Task statement:
Check each line for the word "marker" and report how many have it. Give nothing else.

# Start of Data

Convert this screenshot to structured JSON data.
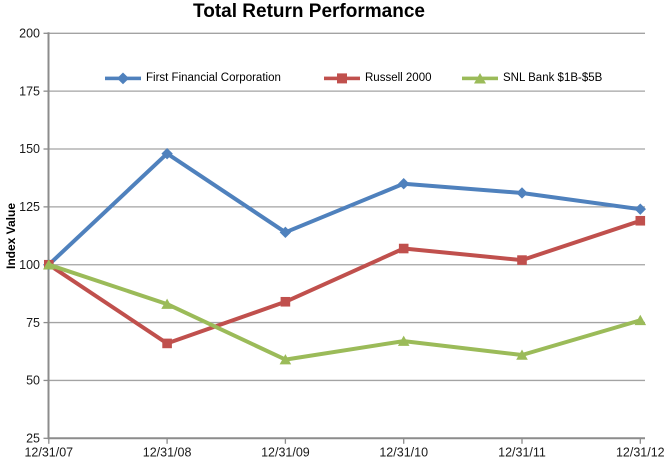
{
  "chart_data": {
    "type": "line",
    "title": "Total Return Performance",
    "ylabel": "Index Value",
    "xlabel": "",
    "categories": [
      "12/31/07",
      "12/31/08",
      "12/31/09",
      "12/31/10",
      "12/31/11",
      "12/31/12"
    ],
    "series": [
      {
        "name": "First Financial Corporation",
        "color": "#4F81BD",
        "marker": "diamond",
        "values": [
          100,
          148,
          114,
          135,
          131,
          124
        ]
      },
      {
        "name": "Russell 2000",
        "color": "#C0504D",
        "marker": "square",
        "values": [
          100,
          66,
          84,
          107,
          102,
          119
        ]
      },
      {
        "name": "SNL Bank $1B-$5B",
        "color": "#9BBB59",
        "marker": "triangle",
        "values": [
          100,
          83,
          59,
          67,
          61,
          76
        ]
      }
    ],
    "ylim": [
      25,
      200
    ],
    "yticks": [
      200,
      175,
      150,
      125,
      100,
      75,
      50,
      25
    ],
    "grid": "horizontal",
    "legend_position": "top-inside",
    "grid_color": "#A3A3A3",
    "axis_color": "#8C8C8C",
    "tick_label_color": "#1A1A1A"
  }
}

# End of Data

Output for this exercise:
3